··· Supplied information ···
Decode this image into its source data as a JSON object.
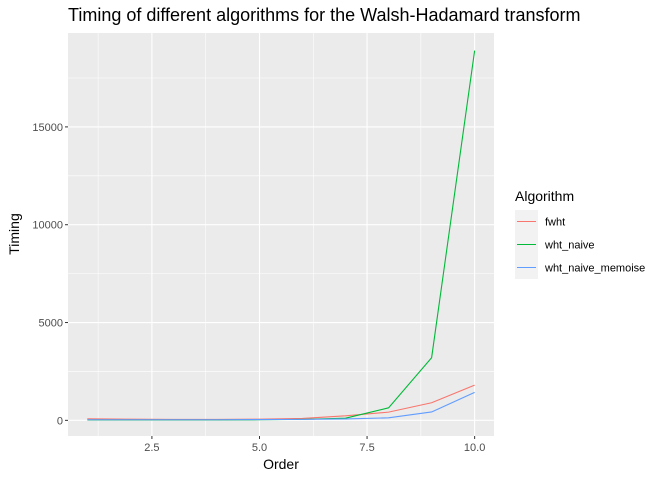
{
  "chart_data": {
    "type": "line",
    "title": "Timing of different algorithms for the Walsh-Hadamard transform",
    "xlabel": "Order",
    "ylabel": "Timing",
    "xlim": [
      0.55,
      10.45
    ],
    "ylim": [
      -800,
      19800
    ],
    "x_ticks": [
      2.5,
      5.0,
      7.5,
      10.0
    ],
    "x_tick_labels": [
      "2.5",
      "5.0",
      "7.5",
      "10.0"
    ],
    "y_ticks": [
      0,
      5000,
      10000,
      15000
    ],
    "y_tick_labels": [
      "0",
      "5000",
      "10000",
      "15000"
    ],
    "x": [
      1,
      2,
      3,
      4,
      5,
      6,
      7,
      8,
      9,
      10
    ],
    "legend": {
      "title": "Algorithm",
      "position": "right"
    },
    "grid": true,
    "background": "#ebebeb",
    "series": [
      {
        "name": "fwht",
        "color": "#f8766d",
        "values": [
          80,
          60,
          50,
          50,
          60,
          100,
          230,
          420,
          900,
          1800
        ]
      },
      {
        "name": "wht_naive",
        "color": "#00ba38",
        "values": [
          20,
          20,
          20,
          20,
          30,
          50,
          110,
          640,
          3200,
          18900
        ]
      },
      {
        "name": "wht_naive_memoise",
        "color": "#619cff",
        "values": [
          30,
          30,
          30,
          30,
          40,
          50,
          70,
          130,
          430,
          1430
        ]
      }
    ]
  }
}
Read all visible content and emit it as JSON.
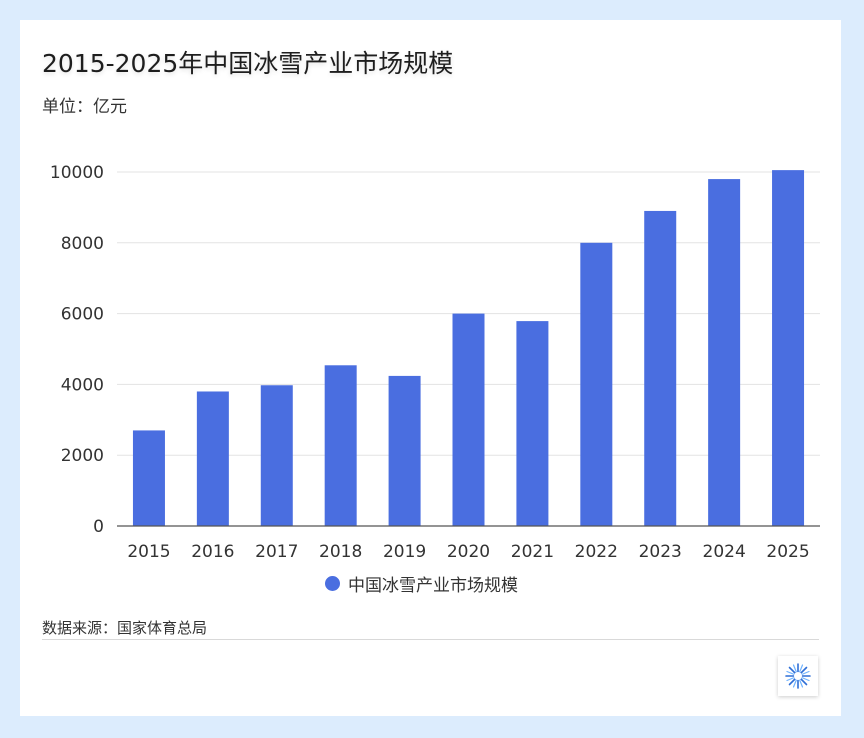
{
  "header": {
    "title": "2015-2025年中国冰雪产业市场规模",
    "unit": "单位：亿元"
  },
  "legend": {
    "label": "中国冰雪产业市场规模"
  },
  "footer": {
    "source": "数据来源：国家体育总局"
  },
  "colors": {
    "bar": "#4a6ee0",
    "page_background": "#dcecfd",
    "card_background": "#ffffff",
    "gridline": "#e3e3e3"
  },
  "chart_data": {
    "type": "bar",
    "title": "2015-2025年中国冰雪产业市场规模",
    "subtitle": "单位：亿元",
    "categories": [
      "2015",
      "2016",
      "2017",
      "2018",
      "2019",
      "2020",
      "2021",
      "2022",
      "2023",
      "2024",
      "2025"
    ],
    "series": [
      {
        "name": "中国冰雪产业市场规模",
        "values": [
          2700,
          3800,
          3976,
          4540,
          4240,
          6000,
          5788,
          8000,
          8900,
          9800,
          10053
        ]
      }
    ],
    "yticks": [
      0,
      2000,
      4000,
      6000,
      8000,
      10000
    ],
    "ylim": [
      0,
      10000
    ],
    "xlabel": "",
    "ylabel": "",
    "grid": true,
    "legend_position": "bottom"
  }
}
···
Pull out every line containing "Timing".

    "title": "Timing of different algorithms for the Walsh-Hadamard transform",
    "ylabel": "Timing",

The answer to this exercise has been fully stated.